* [STORED DATA]:
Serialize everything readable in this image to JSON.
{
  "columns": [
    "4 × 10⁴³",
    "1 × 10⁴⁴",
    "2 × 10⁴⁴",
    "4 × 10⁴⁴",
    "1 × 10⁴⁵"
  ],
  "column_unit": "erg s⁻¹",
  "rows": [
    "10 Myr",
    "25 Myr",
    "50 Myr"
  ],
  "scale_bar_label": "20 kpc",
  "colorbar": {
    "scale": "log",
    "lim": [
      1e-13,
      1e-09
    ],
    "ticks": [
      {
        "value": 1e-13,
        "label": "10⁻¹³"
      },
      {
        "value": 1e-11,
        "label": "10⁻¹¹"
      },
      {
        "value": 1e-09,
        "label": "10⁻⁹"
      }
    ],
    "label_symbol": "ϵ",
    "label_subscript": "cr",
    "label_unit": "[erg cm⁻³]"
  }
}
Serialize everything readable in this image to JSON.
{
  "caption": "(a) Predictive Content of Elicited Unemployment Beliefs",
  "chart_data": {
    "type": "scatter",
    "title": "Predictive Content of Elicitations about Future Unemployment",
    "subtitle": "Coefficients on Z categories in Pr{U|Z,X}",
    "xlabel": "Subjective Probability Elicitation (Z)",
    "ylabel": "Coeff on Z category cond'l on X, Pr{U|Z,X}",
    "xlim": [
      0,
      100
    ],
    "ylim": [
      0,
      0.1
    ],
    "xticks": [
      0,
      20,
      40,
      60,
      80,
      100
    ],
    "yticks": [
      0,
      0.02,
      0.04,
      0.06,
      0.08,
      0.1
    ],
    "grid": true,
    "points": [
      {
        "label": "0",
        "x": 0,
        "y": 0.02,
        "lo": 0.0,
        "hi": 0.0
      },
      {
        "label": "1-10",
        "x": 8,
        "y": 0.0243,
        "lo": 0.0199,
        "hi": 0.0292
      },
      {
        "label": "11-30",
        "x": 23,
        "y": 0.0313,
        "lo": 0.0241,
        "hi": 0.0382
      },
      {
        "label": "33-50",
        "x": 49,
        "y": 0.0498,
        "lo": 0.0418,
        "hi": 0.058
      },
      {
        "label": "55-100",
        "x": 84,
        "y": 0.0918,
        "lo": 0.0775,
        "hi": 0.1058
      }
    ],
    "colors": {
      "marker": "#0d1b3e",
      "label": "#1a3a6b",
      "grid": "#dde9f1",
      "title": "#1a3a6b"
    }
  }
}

* [EXERCISE PROMPT]: Write the complete data out, exactly as above.

* [CORRECT ANSWER]:
Serialize everything readable in this image to JSON.
{
  "columns": [
    "4 × 10⁴³",
    "1 × 10⁴⁴",
    "2 × 10⁴⁴",
    "4 × 10⁴⁴",
    "1 × 10⁴⁵"
  ],
  "column_unit": "erg s⁻¹",
  "rows": [
    "10 Myr",
    "25 Myr",
    "50 Myr"
  ],
  "scale_bar_label": "20 kpc",
  "colorbar": {
    "scale": "log",
    "lim": [
      1e-13,
      1e-09
    ],
    "ticks": [
      {
        "value": 1e-13,
        "label": "10⁻¹³"
      },
      {
        "value": 1e-11,
        "label": "10⁻¹¹"
      },
      {
        "value": 1e-09,
        "label": "10⁻⁹"
      }
    ],
    "label_symbol": "ϵ",
    "label_subscript": "cr",
    "label_unit": "[erg cm⁻³]"
  }
}
Serialize everything readable in this image to JSON.
{
  "caption": "(a) Predictive Content of Elicited Unemployment Beliefs",
  "chart_data": {
    "type": "scatter",
    "title": "Predictive Content of Elicitations about Future Unemployment",
    "subtitle": "Coefficients on Z categories in Pr{U|Z,X}",
    "xlabel": "Subjective Probability Elicitation (Z)",
    "ylabel": "Coeff on Z category cond'l on X, Pr{U|Z,X}",
    "xlim": [
      0,
      100
    ],
    "ylim": [
      0,
      0.1
    ],
    "xticks": [
      0,
      20,
      40,
      60,
      80,
      100
    ],
    "yticks": [
      0,
      0.02,
      0.04,
      0.06,
      0.08,
      0.1
    ],
    "grid": true,
    "points": [
      {
        "label": "0",
        "x": 0,
        "y": 0.02,
        "lo": 0.0,
        "hi": 0.0
      },
      {
        "label": "1-10",
        "x": 8,
        "y": 0.0243,
        "lo": 0.0199,
        "hi": 0.0292
      },
      {
        "label": "11-30",
        "x": 23,
        "y": 0.0313,
        "lo": 0.0241,
        "hi": 0.0382
      },
      {
        "label": "33-50",
        "x": 49,
        "y": 0.0498,
        "lo": 0.0418,
        "hi": 0.058
      },
      {
        "label": "55-100",
        "x": 84,
        "y": 0.0918,
        "lo": 0.0775,
        "hi": 0.1058
      }
    ],
    "colors": {
      "marker": "#0d1b3e",
      "label": "#1a3a6b",
      "grid": "#dde9f1",
      "title": "#1a3a6b"
    }
  }
}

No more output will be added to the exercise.